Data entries
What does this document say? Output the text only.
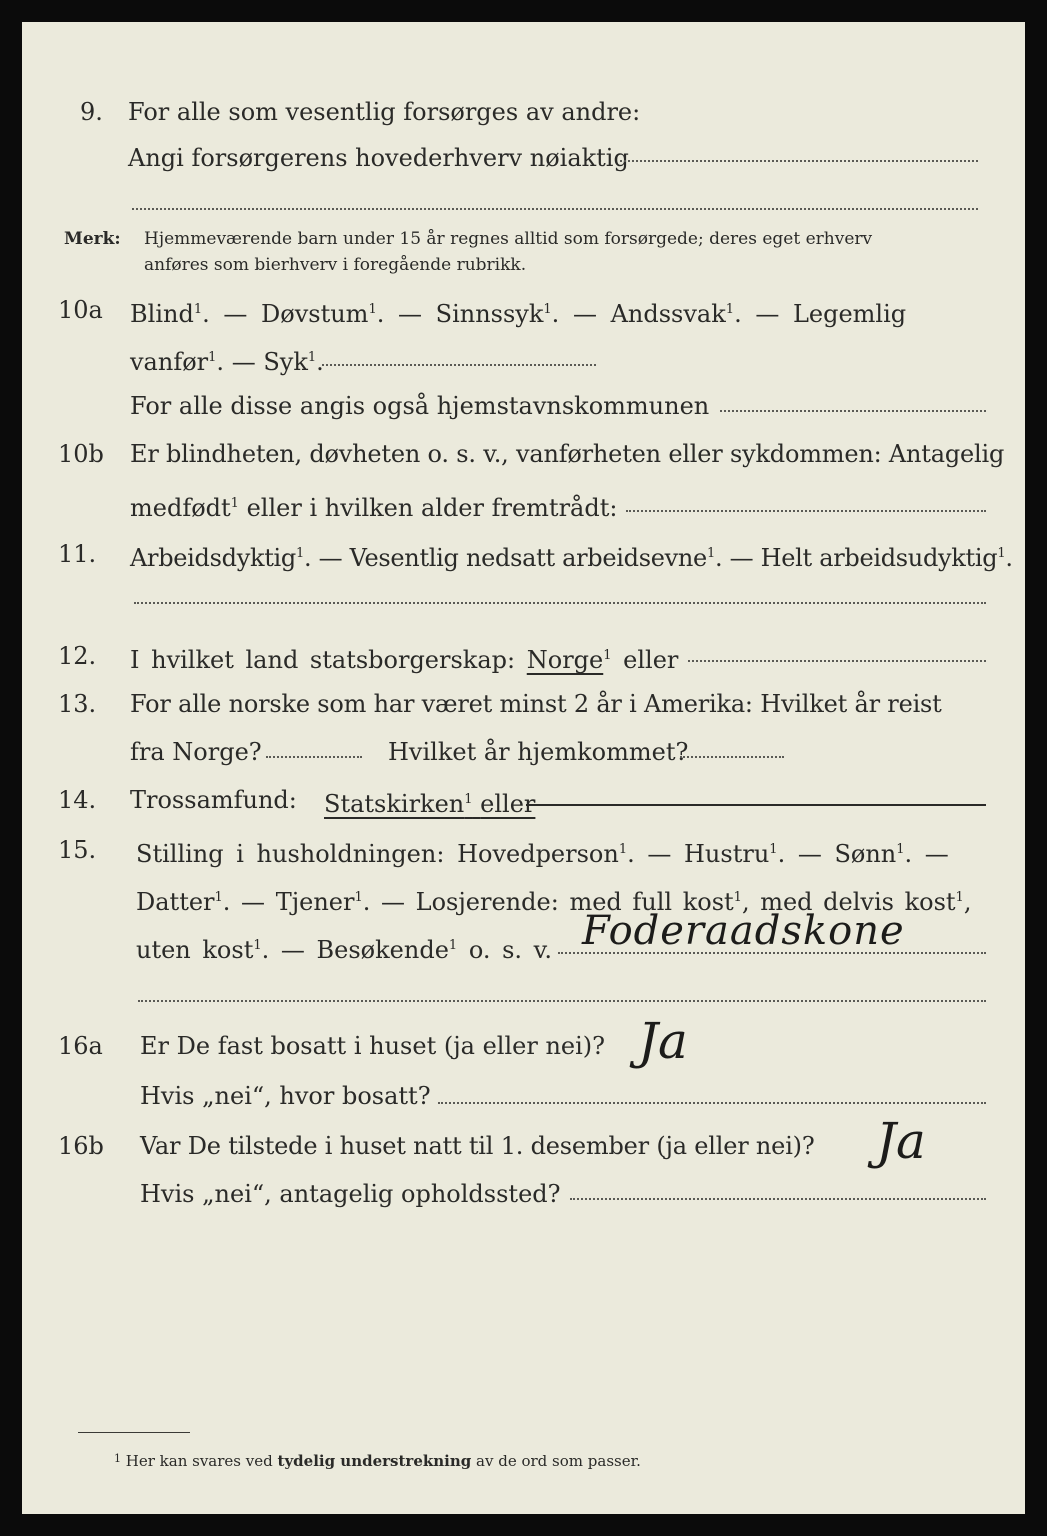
9. For alle som vesentlig forsørges av andre:
Angi forsørgerens hovederhverv nøiaktig
Merk: Hjemmeværende barn under 15 år regnes alltid som forsørgede; deres eget erhverv
anføres som bierhverv i foregående rubrikk.
10a Blind$^1$. — Døvstum$^1$. — Sinnssyk$^1$. — Andssvak$^1$. — Legemlig
vanfør$^1$. — Syk$^1$.
For alle disse angis også hjemstavnskommunen
10b Er blindheten, døvheten o. s. v., vanførheten eller sykdommen: Antagelig
medfødt$^1$ eller i hvilken alder fremtrådt:
11. Arbeidsdyktig$^1$. — Vesentlig nedsatt arbeidsevne$^1$. — Helt arbeidsudyktig$^1$.
12. I hvilket land statsborgerskap: Norge$^1$ eller
13. For alle norske som har været minst 2 år i Amerika: Hvilket år reist
fra Norge?	Hvilket år hjemkommet?
14. Trossamfund: Statskirken$^1$ eller
15. Stilling i husholdningen: Hovedperson$^1$. — Hustru$^1$. — Sønn$^1$. —
Datter$^1$. — Tjener$^1$. — Losjerende: med full kost$^1$, med delvis kost$^1$,
uten kost$^1$. — Besøkende$^1$ o. s. v. Foderaadskone
16a Er De fast bosatt i huset (ja eller nei)? Ja
Hvis „nei“, hvor bosatt?
16b Var De tilstede i huset natt til 1. desember (ja eller nei)? Ja
Hvis „nei“, antagelig opholdssted?
$^1$ Her kan svares ved tydelig understrekning av de ord som passer.
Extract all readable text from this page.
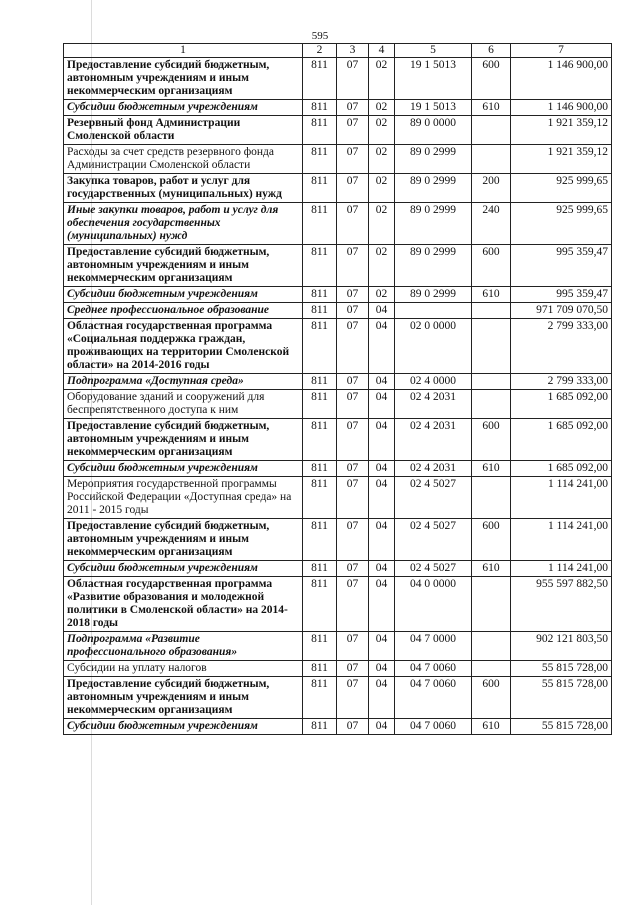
595
1	2	3	4	5	6	7
Предоставление субсидий бюджетным, автономным учреждениям и иным некоммерческим организациям	811	07	02	19 1 5013	600	1 146 900,00
Субсидии бюджетным учреждениям	811	07	02	19 1 5013	610	1 146 900,00
Резервный фонд Администрации Смоленской области	811	07	02	89 0 0000		1 921 359,12
Расходы за счет средств резервного фонда Администрации Смоленской области	811	07	02	89 0 2999		1 921 359,12
Закупка товаров, работ и услуг для государственных (муниципальных) нужд	811	07	02	89 0 2999	200	925 999,65
Иные закупки товаров, работ и услуг для обеспечения государственных (муниципальных) нужд	811	07	02	89 0 2999	240	925 999,65
Предоставление субсидий бюджетным, автономным учреждениям и иным некоммерческим организациям	811	07	02	89 0 2999	600	995 359,47
Субсидии бюджетным учреждениям	811	07	02	89 0 2999	610	995 359,47
Среднее профессиональное образование	811	07	04			971 709 070,50
Областная государственная программа «Социальная поддержка граждан, проживающих на территории Смоленской области» на 2014-2016 годы	811	07	04	02 0 0000		2 799 333,00
Подпрограмма «Доступная среда»	811	07	04	02 4 0000		2 799 333,00
Оборудование зданий и сооружений для беспрепятственного доступа к ним	811	07	04	02 4 2031		1 685 092,00
Предоставление субсидий бюджетным, автономным учреждениям и иным некоммерческим организациям	811	07	04	02 4 2031	600	1 685 092,00
Субсидии бюджетным учреждениям	811	07	04	02 4 2031	610	1 685 092,00
Мероприятия государственной программы Российской Федерации «Доступная среда» на 2011 - 2015 годы	811	07	04	02 4 5027		1 114 241,00
Предоставление субсидий бюджетным, автономным учреждениям и иным некоммерческим организациям	811	07	04	02 4 5027	600	1 114 241,00
Субсидии бюджетным учреждениям	811	07	04	02 4 5027	610	1 114 241,00
Областная государственная программа «Развитие образования и молодежной политики в Смоленской области» на 2014-2018 годы	811	07	04	04 0 0000		955 597 882,50
Подпрограмма «Развитие профессионального образования»	811	07	04	04 7 0000		902 121 803,50
Субсидии на уплату налогов	811	07	04	04 7 0060		55 815 728,00
Предоставление субсидий бюджетным, автономным учреждениям и иным некоммерческим организациям	811	07	04	04 7 0060	600	55 815 728,00
Субсидии бюджетным учреждениям	811	07	04	04 7 0060	610	55 815 728,00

**REQUIRED TASK**
Take every line that includes the string "образования" and copy it.

**OUTPUT**
Областная государственная программа «Развитие образования и молодежной политики в Смоленской области» на 2014-2018 годы	811	07	04	04 0 0000		955 597 882,50
Подпрограмма «Развитие профессионального образования»	811	07	04	04 7 0000		902 121 803,50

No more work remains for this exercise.